> _Given data_:
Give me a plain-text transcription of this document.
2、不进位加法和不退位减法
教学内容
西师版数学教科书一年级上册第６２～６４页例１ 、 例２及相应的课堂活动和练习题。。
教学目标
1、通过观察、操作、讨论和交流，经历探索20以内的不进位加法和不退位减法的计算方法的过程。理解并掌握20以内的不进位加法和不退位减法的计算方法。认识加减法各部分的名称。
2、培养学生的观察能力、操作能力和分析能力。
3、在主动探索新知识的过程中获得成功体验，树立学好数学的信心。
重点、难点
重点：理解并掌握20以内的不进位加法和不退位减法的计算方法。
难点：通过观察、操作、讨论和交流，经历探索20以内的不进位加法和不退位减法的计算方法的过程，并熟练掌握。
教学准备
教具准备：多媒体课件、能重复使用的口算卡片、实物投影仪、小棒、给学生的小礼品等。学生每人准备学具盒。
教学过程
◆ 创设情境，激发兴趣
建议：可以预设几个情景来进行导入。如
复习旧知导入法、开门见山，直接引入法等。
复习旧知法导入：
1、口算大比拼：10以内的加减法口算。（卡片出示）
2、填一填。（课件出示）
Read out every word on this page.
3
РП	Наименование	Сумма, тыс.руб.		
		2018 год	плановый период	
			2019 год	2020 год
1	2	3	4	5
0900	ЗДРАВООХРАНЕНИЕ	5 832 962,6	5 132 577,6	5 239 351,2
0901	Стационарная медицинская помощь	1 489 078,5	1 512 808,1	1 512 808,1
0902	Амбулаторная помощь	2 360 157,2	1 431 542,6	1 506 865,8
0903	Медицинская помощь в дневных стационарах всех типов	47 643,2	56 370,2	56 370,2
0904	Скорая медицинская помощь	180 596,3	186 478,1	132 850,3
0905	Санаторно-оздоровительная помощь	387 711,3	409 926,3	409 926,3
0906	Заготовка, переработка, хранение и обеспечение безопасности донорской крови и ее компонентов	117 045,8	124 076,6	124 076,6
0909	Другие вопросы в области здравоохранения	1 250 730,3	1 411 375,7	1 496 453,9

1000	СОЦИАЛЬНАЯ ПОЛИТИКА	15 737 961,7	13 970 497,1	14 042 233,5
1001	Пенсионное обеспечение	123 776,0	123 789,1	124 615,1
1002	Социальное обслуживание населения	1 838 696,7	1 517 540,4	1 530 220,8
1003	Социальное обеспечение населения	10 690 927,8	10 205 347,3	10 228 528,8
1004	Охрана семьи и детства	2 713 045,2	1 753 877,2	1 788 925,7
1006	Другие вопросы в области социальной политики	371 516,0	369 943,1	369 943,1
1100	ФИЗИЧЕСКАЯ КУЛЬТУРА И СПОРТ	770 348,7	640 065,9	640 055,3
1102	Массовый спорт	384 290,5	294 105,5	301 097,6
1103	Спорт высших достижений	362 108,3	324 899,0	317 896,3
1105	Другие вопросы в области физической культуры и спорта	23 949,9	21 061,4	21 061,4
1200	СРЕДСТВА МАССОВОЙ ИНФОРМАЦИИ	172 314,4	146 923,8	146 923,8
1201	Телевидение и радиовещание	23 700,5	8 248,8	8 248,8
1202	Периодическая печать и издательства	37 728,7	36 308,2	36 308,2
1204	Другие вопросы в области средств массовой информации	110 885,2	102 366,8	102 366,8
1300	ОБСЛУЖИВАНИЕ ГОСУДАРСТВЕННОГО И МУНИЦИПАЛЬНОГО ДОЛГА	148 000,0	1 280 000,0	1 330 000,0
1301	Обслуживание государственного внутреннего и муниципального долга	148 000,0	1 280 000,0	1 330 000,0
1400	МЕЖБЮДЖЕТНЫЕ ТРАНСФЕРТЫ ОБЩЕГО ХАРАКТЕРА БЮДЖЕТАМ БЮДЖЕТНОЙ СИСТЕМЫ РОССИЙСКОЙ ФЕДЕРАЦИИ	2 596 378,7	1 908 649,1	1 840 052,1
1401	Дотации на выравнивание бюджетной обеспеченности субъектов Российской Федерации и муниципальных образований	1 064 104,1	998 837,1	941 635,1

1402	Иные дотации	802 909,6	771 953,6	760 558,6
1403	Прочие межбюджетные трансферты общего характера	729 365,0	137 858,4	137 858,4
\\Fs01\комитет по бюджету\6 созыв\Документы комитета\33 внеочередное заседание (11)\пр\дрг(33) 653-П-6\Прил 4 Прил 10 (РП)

> _Exercise directions_: Sift through the entries and copy every line with "this".

> _Output of the exercise_:
Give me a plain-text transcription of this document.
Read out every word on this page.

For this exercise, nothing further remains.